Your task is to give the listing below back word for word, pictures excluded.

══ Records to process ══

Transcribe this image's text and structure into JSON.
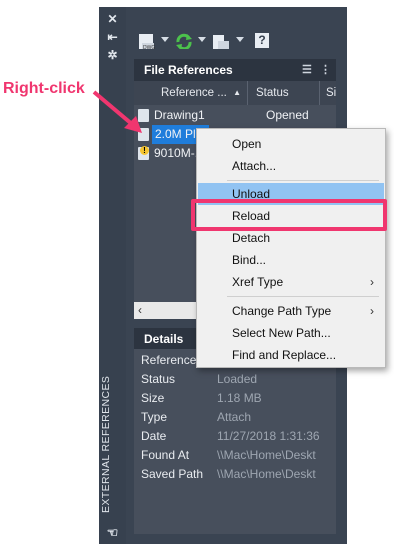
{
  "palette": {
    "strip_title": "EXTERNAL REFERENCES",
    "strip_icons": [
      "close-icon",
      "collapse-icon",
      "settings-icon"
    ]
  },
  "toolbar": {
    "buttons": [
      "attach-dwg-icon",
      "refresh-icon",
      "change-path-icon",
      "help-icon"
    ],
    "help_glyph": "?"
  },
  "file_references": {
    "title": "File References",
    "columns": [
      "Reference ...",
      "Status",
      "Si"
    ],
    "rows": [
      {
        "name": "Drawing1",
        "status": "Opened"
      },
      {
        "name": "2.0M Pl...",
        "status": ""
      },
      {
        "name": "9010M-...",
        "status": ""
      }
    ]
  },
  "details": {
    "title": "Details",
    "rows": [
      {
        "key": "Reference",
        "value": ""
      },
      {
        "key": "Status",
        "value": "Loaded"
      },
      {
        "key": "Size",
        "value": "1.18 MB"
      },
      {
        "key": "Type",
        "value": "Attach"
      },
      {
        "key": "Date",
        "value": "11/27/2018 1:31:36"
      },
      {
        "key": "Found At",
        "value": "\\\\Mac\\Home\\Deskt"
      },
      {
        "key": "Saved Path",
        "value": "\\\\Mac\\Home\\Deskt"
      }
    ]
  },
  "context_menu": {
    "items": [
      "Open",
      "Attach...",
      "Unload",
      "Reload",
      "Detach",
      "Bind...",
      "Xref Type",
      "Change Path Type",
      "Select New Path...",
      "Find and Replace..."
    ],
    "highlighted": "Unload",
    "submenu_arrow": "›"
  },
  "annotation": {
    "callout_text": "Right-click",
    "accent_color": "#f0366f"
  }
}
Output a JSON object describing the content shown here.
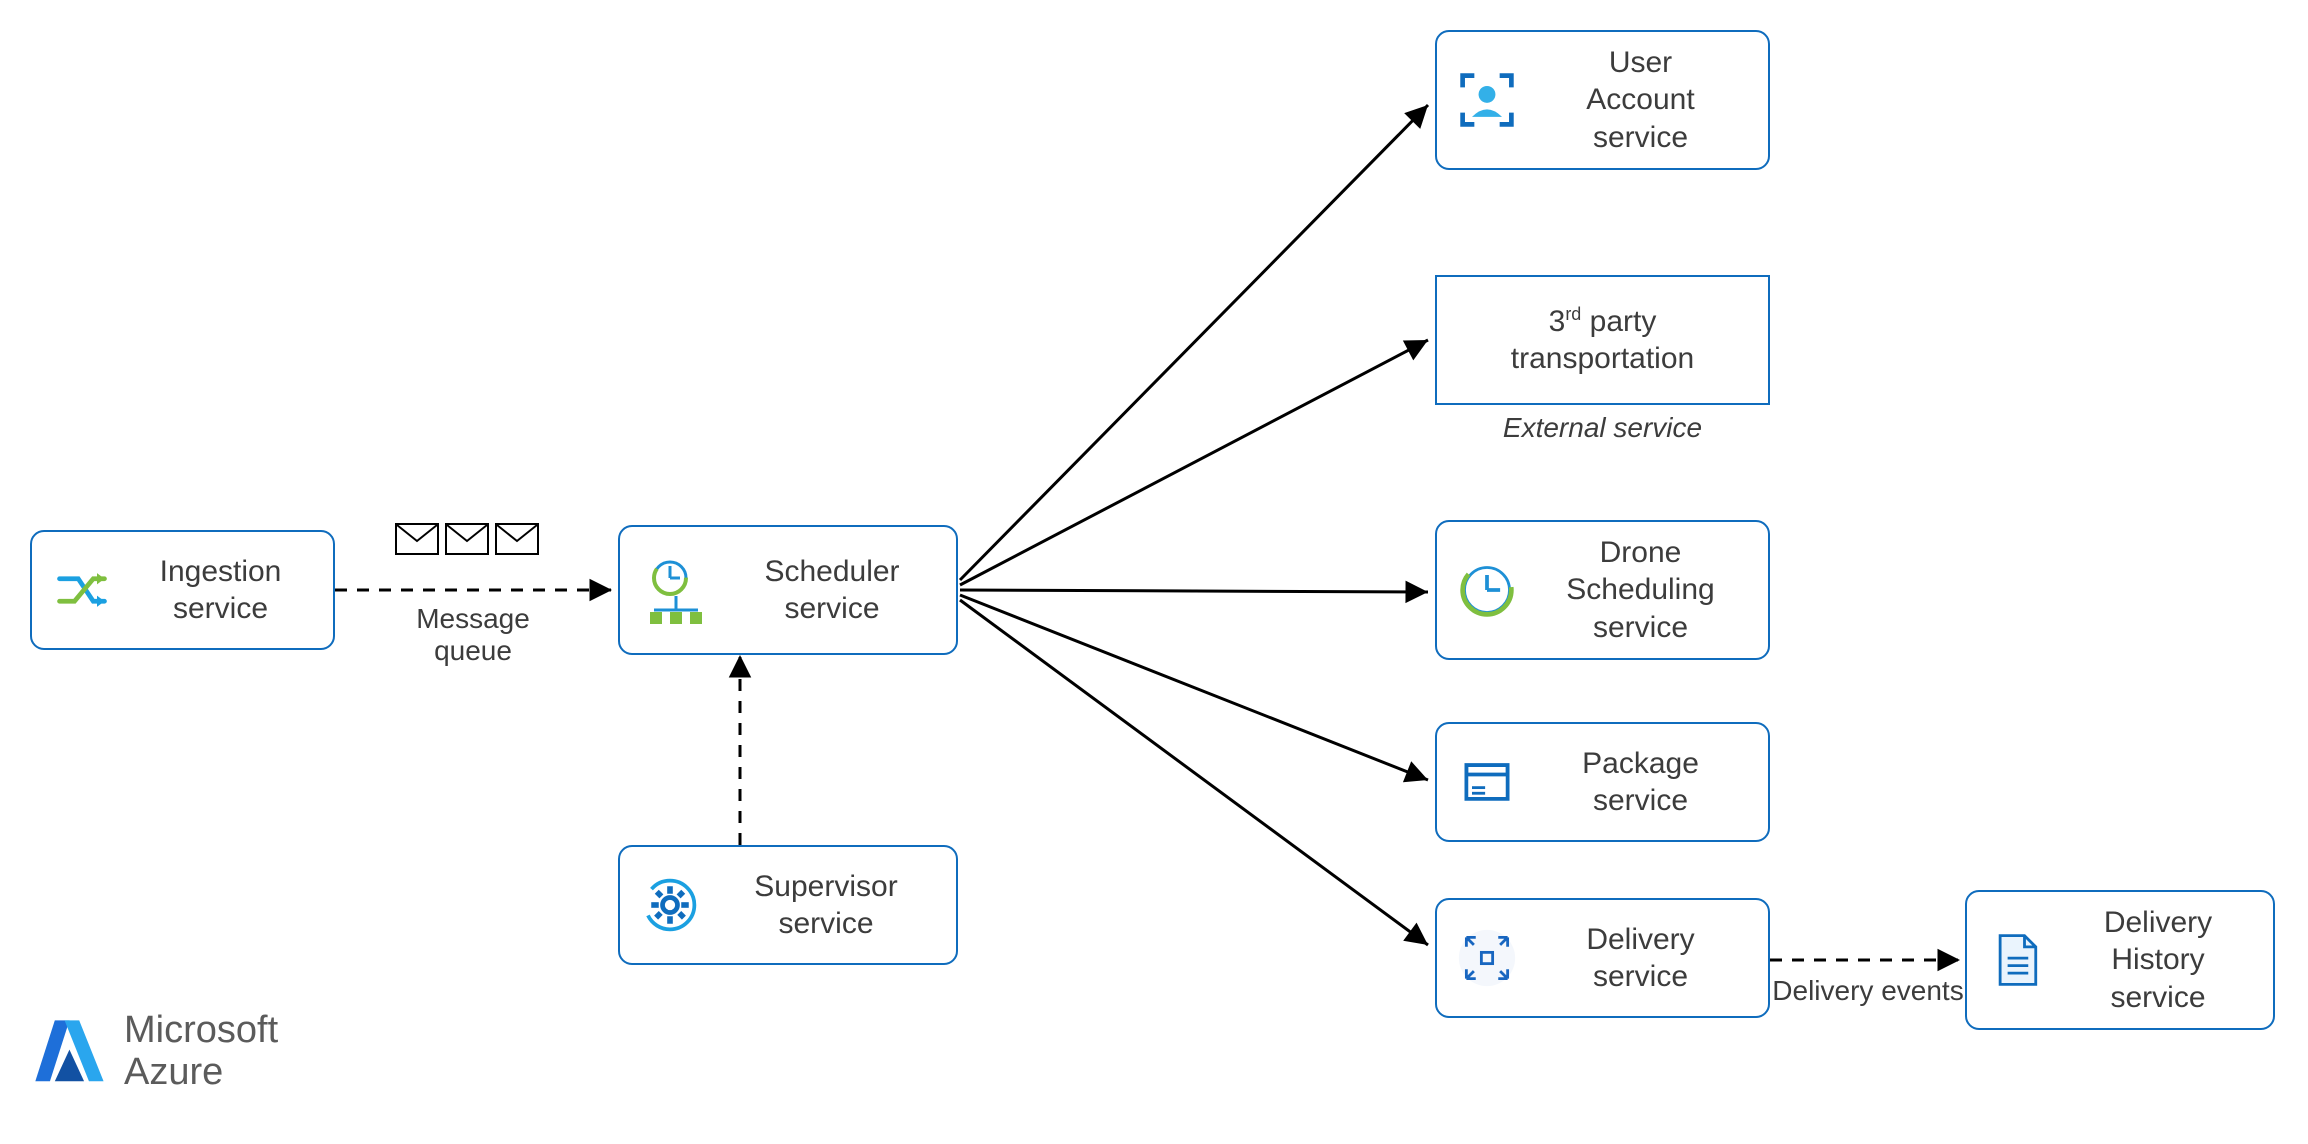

═══

Task solution:
Transcribe this image's text and structure into JSON.
{
  "palette": {
    "strip_title": "EXTERNAL REFERENCES",
    "strip_icons": [
      "close-icon",
      "collapse-icon",
      "settings-icon"
    ]
  },
  "toolbar": {
    "buttons": [
      "attach-dwg-icon",
      "refresh-icon",
      "change-path-icon",
      "help-icon"
    ],
    "help_glyph": "?"
  },
  "file_references": {
    "title": "File References",
    "columns": [
      "Reference ...",
      "Status",
      "Si"
    ],
    "rows": [
      {
        "name": "Drawing1",
        "status": "Opened"
      },
      {
        "name": "2.0M Pl...",
        "status": ""
      },
      {
        "name": "9010M-...",
        "status": ""
      }
    ]
  },
  "details": {
    "title": "Details",
    "rows": [
      {
        "key": "Reference",
        "value": ""
      },
      {
        "key": "Status",
        "value": "Loaded"
      },
      {
        "key": "Size",
        "value": "1.18 MB"
      },
      {
        "key": "Type",
        "value": "Attach"
      },
      {
        "key": "Date",
        "value": "11/27/2018 1:31:36"
      },
      {
        "key": "Found At",
        "value": "\\\\Mac\\Home\\Deskt"
      },
      {
        "key": "Saved Path",
        "value": "\\\\Mac\\Home\\Deskt"
      }
    ]
  },
  "context_menu": {
    "items": [
      "Open",
      "Attach...",
      "Unload",
      "Reload",
      "Detach",
      "Bind...",
      "Xref Type",
      "Change Path Type",
      "Select New Path...",
      "Find and Replace..."
    ],
    "highlighted": "Unload",
    "submenu_arrow": "›"
  },
  "annotation": {
    "callout_text": "Right-click",
    "accent_color": "#f0366f"
  }
}
Output a JSON object describing the content shown here.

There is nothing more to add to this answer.